- [Dataset rows]:
START
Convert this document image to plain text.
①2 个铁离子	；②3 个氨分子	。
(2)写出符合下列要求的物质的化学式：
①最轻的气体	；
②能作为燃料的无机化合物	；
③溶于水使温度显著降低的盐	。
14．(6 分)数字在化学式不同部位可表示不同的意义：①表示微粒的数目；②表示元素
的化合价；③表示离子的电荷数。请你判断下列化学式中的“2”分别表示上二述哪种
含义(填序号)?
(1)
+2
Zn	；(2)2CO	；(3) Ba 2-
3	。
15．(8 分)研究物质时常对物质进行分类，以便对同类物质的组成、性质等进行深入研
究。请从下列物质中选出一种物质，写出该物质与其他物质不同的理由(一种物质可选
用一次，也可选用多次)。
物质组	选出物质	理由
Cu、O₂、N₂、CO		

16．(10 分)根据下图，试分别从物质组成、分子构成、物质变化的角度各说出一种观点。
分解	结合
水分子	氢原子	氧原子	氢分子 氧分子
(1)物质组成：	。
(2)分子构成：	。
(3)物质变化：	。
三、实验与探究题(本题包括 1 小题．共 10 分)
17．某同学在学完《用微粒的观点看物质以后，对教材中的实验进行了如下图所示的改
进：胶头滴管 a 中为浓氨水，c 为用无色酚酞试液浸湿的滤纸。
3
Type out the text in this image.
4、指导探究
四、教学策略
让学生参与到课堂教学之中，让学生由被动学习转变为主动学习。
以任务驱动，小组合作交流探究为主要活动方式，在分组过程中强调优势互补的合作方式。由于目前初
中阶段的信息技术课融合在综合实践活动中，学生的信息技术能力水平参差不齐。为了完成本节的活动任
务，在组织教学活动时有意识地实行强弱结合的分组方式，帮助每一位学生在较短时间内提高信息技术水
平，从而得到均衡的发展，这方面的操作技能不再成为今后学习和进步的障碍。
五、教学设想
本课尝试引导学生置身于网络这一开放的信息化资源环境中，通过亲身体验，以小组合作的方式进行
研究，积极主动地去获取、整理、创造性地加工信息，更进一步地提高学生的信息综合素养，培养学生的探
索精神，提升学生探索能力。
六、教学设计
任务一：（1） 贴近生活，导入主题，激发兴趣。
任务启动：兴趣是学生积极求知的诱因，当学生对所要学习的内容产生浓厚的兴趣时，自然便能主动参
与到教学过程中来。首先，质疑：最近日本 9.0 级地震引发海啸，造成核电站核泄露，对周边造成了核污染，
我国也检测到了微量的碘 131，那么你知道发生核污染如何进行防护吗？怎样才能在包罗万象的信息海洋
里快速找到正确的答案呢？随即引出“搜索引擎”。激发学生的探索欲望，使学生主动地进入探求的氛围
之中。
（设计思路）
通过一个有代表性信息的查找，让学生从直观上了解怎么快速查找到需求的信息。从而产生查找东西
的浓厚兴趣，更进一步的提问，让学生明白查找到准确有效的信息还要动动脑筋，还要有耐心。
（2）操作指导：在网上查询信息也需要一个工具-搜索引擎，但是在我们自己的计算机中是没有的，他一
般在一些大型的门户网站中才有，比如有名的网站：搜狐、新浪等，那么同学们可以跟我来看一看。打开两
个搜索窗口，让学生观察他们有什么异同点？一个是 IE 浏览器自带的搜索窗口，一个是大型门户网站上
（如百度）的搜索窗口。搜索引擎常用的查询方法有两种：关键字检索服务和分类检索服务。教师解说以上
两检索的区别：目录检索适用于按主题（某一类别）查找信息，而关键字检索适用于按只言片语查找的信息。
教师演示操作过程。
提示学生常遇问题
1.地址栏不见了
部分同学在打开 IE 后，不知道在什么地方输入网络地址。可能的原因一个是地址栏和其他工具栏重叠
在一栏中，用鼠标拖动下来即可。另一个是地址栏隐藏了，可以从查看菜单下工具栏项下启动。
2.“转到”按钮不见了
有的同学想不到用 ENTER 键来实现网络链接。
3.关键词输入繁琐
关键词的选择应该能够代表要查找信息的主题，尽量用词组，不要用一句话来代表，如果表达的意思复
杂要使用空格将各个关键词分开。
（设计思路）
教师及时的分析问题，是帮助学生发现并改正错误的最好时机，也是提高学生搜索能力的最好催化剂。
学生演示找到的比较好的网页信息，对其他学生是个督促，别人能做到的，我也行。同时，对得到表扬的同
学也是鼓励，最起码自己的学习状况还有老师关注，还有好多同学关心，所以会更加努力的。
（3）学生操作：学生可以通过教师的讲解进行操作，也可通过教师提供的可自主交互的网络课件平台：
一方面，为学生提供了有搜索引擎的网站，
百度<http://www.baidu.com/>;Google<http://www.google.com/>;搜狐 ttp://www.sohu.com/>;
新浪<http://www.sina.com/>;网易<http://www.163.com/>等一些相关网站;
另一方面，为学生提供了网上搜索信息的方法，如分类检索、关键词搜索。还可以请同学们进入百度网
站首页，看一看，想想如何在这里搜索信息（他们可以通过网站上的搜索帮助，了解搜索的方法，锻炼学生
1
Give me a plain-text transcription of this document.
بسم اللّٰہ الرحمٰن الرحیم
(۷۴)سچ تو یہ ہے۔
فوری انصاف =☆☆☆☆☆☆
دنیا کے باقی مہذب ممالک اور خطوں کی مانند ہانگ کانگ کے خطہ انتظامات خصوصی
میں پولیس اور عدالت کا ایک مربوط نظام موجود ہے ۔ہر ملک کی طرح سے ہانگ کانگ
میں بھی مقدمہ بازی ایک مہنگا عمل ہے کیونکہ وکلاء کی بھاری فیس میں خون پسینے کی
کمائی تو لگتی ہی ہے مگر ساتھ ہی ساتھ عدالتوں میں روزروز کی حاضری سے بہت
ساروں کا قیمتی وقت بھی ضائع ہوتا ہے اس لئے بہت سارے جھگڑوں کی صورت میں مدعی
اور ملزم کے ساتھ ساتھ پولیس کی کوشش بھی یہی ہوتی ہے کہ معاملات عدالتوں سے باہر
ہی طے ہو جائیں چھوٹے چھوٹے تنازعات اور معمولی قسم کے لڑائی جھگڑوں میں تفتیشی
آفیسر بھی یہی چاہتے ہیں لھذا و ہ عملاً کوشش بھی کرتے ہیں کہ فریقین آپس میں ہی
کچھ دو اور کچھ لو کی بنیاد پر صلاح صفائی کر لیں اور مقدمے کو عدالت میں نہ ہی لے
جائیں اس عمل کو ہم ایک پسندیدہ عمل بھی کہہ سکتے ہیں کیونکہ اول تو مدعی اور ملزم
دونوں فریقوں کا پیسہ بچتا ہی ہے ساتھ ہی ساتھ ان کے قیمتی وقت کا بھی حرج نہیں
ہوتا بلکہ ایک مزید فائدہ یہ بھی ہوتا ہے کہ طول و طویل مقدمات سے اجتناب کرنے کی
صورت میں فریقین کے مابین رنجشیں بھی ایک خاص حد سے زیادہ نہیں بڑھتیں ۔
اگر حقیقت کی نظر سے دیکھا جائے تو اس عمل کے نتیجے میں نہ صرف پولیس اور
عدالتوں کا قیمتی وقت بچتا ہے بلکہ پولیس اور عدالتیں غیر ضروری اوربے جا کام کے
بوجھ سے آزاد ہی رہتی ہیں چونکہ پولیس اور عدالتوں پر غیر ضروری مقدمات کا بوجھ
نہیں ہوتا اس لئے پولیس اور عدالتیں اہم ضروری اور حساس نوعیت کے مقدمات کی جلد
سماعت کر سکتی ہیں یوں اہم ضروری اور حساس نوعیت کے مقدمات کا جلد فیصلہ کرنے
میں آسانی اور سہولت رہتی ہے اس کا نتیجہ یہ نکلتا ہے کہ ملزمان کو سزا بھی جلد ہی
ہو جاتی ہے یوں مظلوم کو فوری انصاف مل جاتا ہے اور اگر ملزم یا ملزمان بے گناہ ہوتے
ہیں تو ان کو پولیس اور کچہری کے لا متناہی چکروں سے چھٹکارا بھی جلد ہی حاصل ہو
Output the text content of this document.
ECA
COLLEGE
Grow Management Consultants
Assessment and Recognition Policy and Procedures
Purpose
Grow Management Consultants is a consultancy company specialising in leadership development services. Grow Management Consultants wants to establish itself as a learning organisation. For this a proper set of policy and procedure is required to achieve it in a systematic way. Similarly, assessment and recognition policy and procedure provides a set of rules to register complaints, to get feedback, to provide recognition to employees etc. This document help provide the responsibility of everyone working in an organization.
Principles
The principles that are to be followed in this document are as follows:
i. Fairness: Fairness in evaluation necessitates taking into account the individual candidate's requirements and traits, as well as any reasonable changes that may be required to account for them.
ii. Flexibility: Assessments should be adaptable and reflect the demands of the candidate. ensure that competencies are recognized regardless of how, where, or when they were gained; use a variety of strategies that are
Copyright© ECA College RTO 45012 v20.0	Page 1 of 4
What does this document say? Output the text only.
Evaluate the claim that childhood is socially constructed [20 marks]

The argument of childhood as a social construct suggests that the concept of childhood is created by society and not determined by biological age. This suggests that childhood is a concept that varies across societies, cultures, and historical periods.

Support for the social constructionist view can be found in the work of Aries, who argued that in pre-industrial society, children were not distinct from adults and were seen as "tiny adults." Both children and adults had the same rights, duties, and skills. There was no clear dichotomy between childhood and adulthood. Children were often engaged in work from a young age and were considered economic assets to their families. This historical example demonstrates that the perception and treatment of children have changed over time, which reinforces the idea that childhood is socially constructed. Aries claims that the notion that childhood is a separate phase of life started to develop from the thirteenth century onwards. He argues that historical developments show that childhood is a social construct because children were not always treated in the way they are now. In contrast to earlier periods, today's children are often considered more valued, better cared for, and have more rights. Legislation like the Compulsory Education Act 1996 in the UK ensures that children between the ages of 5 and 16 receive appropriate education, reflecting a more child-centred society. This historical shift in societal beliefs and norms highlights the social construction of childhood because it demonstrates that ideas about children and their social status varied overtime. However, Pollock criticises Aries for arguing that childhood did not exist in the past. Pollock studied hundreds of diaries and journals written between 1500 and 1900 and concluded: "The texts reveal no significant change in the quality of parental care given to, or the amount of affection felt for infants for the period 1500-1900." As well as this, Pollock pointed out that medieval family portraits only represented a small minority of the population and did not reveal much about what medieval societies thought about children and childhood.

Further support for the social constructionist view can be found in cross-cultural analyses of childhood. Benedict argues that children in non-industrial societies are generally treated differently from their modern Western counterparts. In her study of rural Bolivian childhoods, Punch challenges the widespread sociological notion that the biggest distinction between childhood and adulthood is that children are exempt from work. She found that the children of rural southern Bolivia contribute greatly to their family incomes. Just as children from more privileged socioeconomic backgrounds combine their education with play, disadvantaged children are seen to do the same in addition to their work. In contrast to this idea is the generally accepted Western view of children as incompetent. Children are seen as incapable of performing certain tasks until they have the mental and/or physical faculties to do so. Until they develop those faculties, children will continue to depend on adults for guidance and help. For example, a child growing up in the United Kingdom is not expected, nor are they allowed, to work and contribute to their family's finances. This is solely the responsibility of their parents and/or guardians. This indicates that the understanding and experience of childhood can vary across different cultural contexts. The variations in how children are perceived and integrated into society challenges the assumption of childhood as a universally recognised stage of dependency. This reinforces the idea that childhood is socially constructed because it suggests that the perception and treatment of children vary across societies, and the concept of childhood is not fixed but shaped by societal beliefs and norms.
END
- [What is expected]:
In the entries above, find lines with "http" and copy each.

- [Expected output]:
百度<http://www.baidu.com/>;Google<http://www.google.com/>;搜狐 ttp://www.sohu.com/>;
新浪<http://www.sina.com/>;网易<http://www.163.com/>等一些相关网站;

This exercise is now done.